>>>

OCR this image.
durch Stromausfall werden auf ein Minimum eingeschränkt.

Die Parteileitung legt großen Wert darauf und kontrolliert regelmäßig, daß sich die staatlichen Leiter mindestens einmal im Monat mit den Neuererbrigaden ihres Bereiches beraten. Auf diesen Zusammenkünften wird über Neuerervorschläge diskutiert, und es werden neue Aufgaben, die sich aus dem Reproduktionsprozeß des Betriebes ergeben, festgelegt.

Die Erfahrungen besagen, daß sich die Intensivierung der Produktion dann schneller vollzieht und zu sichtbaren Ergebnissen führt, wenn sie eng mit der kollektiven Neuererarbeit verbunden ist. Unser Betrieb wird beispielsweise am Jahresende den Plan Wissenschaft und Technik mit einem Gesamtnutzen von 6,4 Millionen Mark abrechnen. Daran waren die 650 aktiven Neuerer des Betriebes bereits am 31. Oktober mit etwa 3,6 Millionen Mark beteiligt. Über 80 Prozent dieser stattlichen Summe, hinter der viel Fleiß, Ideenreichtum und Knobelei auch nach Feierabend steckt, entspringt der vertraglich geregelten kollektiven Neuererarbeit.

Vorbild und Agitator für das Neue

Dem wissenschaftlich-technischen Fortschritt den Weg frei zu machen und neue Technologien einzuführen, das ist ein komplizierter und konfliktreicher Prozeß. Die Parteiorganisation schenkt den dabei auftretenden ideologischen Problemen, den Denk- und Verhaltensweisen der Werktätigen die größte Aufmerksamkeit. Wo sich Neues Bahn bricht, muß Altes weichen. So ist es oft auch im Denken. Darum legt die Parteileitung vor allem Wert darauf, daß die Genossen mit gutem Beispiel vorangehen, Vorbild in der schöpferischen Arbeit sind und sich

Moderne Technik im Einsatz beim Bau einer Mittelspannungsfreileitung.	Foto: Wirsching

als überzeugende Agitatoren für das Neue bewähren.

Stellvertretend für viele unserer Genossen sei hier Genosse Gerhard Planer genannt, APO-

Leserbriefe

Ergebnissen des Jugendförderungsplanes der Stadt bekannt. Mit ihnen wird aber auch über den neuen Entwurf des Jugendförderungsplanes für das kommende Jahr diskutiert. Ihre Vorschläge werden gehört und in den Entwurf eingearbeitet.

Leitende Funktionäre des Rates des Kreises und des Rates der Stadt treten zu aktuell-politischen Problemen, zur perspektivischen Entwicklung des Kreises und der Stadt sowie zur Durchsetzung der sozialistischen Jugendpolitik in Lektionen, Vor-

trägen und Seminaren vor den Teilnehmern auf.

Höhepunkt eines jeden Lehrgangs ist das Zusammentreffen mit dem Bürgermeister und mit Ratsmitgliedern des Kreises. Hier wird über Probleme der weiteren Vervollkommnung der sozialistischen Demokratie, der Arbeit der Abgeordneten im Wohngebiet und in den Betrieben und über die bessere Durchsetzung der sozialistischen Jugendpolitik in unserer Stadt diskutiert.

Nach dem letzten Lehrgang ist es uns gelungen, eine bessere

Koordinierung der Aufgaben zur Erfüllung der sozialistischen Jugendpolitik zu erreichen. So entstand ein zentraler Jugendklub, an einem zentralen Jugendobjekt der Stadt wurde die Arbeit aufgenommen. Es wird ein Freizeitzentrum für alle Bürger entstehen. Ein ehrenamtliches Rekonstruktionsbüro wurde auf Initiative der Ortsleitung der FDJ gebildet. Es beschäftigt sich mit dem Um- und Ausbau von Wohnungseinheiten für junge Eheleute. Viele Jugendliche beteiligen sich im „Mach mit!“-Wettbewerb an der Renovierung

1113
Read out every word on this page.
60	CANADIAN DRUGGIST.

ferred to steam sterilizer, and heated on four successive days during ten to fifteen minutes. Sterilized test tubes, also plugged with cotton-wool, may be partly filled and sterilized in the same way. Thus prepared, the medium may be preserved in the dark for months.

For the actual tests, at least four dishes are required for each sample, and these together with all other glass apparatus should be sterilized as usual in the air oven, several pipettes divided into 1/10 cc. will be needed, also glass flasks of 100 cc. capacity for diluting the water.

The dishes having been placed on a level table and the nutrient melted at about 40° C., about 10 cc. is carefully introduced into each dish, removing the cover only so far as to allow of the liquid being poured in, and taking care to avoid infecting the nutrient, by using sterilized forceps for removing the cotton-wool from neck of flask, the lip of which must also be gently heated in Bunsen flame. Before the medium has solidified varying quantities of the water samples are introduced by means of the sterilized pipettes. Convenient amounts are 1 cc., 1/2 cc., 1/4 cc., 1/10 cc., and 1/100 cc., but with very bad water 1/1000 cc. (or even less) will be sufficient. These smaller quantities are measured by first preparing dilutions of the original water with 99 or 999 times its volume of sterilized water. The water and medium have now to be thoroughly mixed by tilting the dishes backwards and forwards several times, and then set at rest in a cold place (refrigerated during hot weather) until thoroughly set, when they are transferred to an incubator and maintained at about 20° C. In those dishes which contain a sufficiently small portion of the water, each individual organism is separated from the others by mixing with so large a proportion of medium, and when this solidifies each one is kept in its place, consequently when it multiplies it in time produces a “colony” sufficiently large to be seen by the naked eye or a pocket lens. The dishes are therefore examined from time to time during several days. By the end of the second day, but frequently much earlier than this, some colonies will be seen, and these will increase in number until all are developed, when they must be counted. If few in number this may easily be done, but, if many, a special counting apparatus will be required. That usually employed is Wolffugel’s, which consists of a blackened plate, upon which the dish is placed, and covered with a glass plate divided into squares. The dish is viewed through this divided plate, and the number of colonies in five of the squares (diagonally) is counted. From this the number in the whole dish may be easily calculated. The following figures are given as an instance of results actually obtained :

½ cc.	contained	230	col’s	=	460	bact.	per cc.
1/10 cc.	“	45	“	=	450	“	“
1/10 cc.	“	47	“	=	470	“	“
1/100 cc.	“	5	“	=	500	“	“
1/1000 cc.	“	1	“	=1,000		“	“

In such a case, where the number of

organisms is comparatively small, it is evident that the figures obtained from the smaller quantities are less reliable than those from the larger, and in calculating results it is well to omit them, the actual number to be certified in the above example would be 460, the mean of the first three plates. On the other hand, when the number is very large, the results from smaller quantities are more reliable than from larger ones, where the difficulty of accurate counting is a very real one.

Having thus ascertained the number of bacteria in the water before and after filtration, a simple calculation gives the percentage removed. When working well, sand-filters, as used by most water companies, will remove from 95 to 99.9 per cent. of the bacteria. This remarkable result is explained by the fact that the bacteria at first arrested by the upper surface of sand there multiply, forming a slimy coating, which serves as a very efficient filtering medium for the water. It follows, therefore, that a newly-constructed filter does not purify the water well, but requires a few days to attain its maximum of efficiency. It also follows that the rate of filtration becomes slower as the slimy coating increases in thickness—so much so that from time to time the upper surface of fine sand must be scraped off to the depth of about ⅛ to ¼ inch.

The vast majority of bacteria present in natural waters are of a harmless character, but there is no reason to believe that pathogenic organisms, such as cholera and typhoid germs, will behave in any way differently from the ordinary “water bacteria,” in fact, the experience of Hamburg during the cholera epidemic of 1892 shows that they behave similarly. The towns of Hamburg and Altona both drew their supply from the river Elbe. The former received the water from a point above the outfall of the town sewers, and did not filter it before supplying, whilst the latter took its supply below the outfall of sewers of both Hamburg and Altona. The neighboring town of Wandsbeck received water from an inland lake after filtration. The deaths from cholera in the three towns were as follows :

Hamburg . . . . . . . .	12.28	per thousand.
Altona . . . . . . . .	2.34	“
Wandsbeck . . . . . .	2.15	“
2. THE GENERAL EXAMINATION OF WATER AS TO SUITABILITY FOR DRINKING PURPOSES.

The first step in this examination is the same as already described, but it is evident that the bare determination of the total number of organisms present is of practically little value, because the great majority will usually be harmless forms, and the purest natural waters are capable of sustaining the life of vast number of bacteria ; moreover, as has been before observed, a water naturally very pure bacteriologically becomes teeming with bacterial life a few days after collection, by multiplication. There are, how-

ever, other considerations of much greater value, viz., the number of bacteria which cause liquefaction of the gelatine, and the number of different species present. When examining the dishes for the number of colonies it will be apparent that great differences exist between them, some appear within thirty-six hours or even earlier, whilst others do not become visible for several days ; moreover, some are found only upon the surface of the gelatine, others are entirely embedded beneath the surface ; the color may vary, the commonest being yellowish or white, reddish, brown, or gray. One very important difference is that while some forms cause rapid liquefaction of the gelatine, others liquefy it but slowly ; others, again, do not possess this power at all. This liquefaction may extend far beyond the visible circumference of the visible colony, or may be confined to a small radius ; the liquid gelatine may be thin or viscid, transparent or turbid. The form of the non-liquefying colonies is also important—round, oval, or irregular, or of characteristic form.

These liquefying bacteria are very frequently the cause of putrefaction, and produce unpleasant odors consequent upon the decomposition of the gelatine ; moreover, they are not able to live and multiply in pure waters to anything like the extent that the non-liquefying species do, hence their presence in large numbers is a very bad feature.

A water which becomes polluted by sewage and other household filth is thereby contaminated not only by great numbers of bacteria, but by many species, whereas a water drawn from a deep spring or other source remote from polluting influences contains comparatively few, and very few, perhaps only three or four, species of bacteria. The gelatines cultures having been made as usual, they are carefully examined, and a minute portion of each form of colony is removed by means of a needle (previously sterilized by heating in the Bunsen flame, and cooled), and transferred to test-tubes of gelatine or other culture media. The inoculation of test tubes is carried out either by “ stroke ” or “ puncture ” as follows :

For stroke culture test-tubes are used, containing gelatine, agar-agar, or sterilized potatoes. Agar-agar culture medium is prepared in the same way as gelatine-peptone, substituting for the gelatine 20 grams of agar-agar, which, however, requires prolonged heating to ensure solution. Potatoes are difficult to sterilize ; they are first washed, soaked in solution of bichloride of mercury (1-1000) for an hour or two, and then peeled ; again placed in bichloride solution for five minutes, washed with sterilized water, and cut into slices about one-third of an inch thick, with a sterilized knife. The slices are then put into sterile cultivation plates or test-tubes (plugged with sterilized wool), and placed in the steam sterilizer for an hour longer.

<<<

Assignment
In the material above, find every line that has the string "legt" and pull those lines out.

Completed exercise
Die Parteileitung legt großen Wert darauf und kontrolliert regelmäßig, daß sich die staatlichen Leiter mindestens einmal im Monat mit den Neuererbrigaden ihres Bereiches beraten. Auf diesen Zusammenkünften wird über Neuerervorschläge diskutiert, und es werden neue Aufgaben, die sich aus dem Reproduktionsprozeß des Betriebes ergeben, festgelegt.
Dem wissenschaftlich-technischen Fortschritt den Weg frei zu machen und neue Technologien einzuführen, das ist ein komplizierter und konfliktreicher Prozeß. Die Parteiorganisation schenkt den dabei auftretenden ideologischen Problemen, den Denk- und Verhaltensweisen der Werktätigen die größte Aufmerksamkeit. Wo sich Neues Bahn bricht, muß Altes weichen. So ist es oft auch im Denken. Darum legt die Parteileitung vor allem Wert darauf, daß die Genossen mit gutem Beispiel vorangehen, Vorbild in der schöpferischen Arbeit sind und sich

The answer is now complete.